§ **What you will do**
Repeat the entire listing exactly as written.

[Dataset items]
-- -- --
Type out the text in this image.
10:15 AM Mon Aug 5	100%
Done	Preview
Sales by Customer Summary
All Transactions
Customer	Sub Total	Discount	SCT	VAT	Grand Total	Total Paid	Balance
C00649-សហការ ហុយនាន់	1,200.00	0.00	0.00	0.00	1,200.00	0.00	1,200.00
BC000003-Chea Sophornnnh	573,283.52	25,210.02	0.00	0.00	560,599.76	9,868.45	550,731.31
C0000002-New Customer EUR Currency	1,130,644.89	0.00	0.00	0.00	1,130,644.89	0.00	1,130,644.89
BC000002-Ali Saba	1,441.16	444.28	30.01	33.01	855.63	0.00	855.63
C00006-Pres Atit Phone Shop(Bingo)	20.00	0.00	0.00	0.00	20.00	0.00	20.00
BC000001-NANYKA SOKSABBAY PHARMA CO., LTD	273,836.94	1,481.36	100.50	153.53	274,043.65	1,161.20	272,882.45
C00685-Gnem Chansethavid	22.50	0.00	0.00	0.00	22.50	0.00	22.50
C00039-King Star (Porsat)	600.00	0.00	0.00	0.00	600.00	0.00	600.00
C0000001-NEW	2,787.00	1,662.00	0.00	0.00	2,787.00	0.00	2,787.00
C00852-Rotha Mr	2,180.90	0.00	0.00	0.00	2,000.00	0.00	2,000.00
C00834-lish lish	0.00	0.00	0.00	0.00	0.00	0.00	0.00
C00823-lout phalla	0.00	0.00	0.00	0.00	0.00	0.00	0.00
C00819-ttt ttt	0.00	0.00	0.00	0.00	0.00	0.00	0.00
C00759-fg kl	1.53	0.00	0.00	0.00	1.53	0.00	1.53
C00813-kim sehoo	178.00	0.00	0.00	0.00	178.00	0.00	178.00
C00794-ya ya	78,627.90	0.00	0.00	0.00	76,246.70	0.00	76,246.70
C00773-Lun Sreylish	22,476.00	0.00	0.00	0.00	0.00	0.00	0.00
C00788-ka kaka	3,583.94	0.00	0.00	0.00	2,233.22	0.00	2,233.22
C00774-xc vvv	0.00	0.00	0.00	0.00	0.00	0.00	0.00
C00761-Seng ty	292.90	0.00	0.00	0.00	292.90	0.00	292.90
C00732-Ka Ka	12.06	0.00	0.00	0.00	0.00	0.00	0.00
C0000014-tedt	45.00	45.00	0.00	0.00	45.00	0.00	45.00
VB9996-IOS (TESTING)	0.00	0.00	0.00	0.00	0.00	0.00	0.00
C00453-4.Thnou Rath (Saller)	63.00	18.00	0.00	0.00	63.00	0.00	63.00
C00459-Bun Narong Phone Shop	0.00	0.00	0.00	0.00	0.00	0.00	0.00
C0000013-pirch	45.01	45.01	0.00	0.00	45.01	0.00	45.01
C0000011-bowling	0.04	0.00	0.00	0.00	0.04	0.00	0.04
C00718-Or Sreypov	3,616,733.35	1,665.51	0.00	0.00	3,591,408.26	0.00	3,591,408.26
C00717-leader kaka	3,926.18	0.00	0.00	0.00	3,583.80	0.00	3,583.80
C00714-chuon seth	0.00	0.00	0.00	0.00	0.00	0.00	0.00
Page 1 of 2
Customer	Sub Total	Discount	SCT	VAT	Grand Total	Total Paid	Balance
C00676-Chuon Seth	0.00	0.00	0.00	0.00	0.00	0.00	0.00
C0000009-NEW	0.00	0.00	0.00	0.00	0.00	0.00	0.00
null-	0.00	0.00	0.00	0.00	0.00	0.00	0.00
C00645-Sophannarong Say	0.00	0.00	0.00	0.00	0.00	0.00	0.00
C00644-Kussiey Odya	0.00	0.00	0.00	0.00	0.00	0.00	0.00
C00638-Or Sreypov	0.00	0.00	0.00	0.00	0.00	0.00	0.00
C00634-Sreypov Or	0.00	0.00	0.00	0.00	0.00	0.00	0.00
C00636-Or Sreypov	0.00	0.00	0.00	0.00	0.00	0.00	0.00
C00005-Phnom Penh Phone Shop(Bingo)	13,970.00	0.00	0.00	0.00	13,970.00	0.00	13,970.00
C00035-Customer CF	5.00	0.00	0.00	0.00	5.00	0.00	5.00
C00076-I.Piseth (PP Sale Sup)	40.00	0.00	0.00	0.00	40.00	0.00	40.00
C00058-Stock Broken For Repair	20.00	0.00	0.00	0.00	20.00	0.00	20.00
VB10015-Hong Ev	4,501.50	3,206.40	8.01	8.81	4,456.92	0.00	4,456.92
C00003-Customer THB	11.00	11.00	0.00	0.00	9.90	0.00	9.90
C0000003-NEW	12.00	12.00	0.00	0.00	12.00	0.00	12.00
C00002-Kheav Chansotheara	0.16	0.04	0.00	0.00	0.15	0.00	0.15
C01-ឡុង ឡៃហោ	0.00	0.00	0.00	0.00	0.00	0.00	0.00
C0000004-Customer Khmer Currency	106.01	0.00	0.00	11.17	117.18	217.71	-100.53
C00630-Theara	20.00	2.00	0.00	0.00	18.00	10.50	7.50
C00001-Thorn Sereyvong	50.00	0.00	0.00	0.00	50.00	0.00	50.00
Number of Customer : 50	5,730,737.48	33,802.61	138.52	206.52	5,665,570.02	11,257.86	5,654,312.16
-- -- --
§ **Result below**
Type out the text in this image.
10:15 AM Mon Aug 5	100%
Done	Preview
Sales by Customer Summary
All Transactions
Customer	Sub Total	Discount	SCT	VAT	Grand Total	Total Paid	Balance
C00649-សហការ ហុយនាន់	1,200.00	0.00	0.00	0.00	1,200.00	0.00	1,200.00
BC000003-Chea Sophornnnh	573,283.52	25,210.02	0.00	0.00	560,599.76	9,868.45	550,731.31
C0000002-New Customer EUR Currency	1,130,644.89	0.00	0.00	0.00	1,130,644.89	0.00	1,130,644.89
BC000002-Ali Saba	1,441.16	444.28	30.01	33.01	855.63	0.00	855.63
C00006-Pres Atit Phone Shop(Bingo)	20.00	0.00	0.00	0.00	20.00	0.00	20.00
BC000001-NANYKA SOKSABBAY PHARMA CO., LTD	273,836.94	1,481.36	100.50	153.53	274,043.65	1,161.20	272,882.45
C00685-Gnem Chansethavid	22.50	0.00	0.00	0.00	22.50	0.00	22.50
C00039-King Star (Porsat)	600.00	0.00	0.00	0.00	600.00	0.00	600.00
C0000001-NEW	2,787.00	1,662.00	0.00	0.00	2,787.00	0.00	2,787.00
C00852-Rotha Mr	2,180.90	0.00	0.00	0.00	2,000.00	0.00	2,000.00
C00834-lish lish	0.00	0.00	0.00	0.00	0.00	0.00	0.00
C00823-lout phalla	0.00	0.00	0.00	0.00	0.00	0.00	0.00
C00819-ttt ttt	0.00	0.00	0.00	0.00	0.00	0.00	0.00
C00759-fg kl	1.53	0.00	0.00	0.00	1.53	0.00	1.53
C00813-kim sehoo	178.00	0.00	0.00	0.00	178.00	0.00	178.00
C00794-ya ya	78,627.90	0.00	0.00	0.00	76,246.70	0.00	76,246.70
C00773-Lun Sreylish	22,476.00	0.00	0.00	0.00	0.00	0.00	0.00
C00788-ka kaka	3,583.94	0.00	0.00	0.00	2,233.22	0.00	2,233.22
C00774-xc vvv	0.00	0.00	0.00	0.00	0.00	0.00	0.00
C00761-Seng ty	292.90	0.00	0.00	0.00	292.90	0.00	292.90
C00732-Ka Ka	12.06	0.00	0.00	0.00	0.00	0.00	0.00
C0000014-tedt	45.00	45.00	0.00	0.00	45.00	0.00	45.00
VB9996-IOS (TESTING)	0.00	0.00	0.00	0.00	0.00	0.00	0.00
C00453-4.Thnou Rath (Saller)	63.00	18.00	0.00	0.00	63.00	0.00	63.00
C00459-Bun Narong Phone Shop	0.00	0.00	0.00	0.00	0.00	0.00	0.00
C0000013-pirch	45.01	45.01	0.00	0.00	45.01	0.00	45.01
C0000011-bowling	0.04	0.00	0.00	0.00	0.04	0.00	0.04
C00718-Or Sreypov	3,616,733.35	1,665.51	0.00	0.00	3,591,408.26	0.00	3,591,408.26
C00717-leader kaka	3,926.18	0.00	0.00	0.00	3,583.80	0.00	3,583.80
C00714-chuon seth	0.00	0.00	0.00	0.00	0.00	0.00	0.00
Page 1 of 2
Customer	Sub Total	Discount	SCT	VAT	Grand Total	Total Paid	Balance
C00676-Chuon Seth	0.00	0.00	0.00	0.00	0.00	0.00	0.00
C0000009-NEW	0.00	0.00	0.00	0.00	0.00	0.00	0.00
null-	0.00	0.00	0.00	0.00	0.00	0.00	0.00
C00645-Sophannarong Say	0.00	0.00	0.00	0.00	0.00	0.00	0.00
C00644-Kussiey Odya	0.00	0.00	0.00	0.00	0.00	0.00	0.00
C00638-Or Sreypov	0.00	0.00	0.00	0.00	0.00	0.00	0.00
C00634-Sreypov Or	0.00	0.00	0.00	0.00	0.00	0.00	0.00
C00636-Or Sreypov	0.00	0.00	0.00	0.00	0.00	0.00	0.00
C00005-Phnom Penh Phone Shop(Bingo)	13,970.00	0.00	0.00	0.00	13,970.00	0.00	13,970.00
C00035-Customer CF	5.00	0.00	0.00	0.00	5.00	0.00	5.00
C00076-I.Piseth (PP Sale Sup)	40.00	0.00	0.00	0.00	40.00	0.00	40.00
C00058-Stock Broken For Repair	20.00	0.00	0.00	0.00	20.00	0.00	20.00
VB10015-Hong Ev	4,501.50	3,206.40	8.01	8.81	4,456.92	0.00	4,456.92
C00003-Customer THB	11.00	11.00	0.00	0.00	9.90	0.00	9.90
C0000003-NEW	12.00	12.00	0.00	0.00	12.00	0.00	12.00
C00002-Kheav Chansotheara	0.16	0.04	0.00	0.00	0.15	0.00	0.15
C01-ឡុង ឡៃហោ	0.00	0.00	0.00	0.00	0.00	0.00	0.00
C0000004-Customer Khmer Currency	106.01	0.00	0.00	11.17	117.18	217.71	-100.53
C00630-Theara	20.00	2.00	0.00	0.00	18.00	10.50	7.50
C00001-Thorn Sereyvong	50.00	0.00	0.00	0.00	50.00	0.00	50.00
Number of Customer : 50	5,730,737.48	33,802.61	138.52	206.52	5,665,570.02	11,257.86	5,654,312.16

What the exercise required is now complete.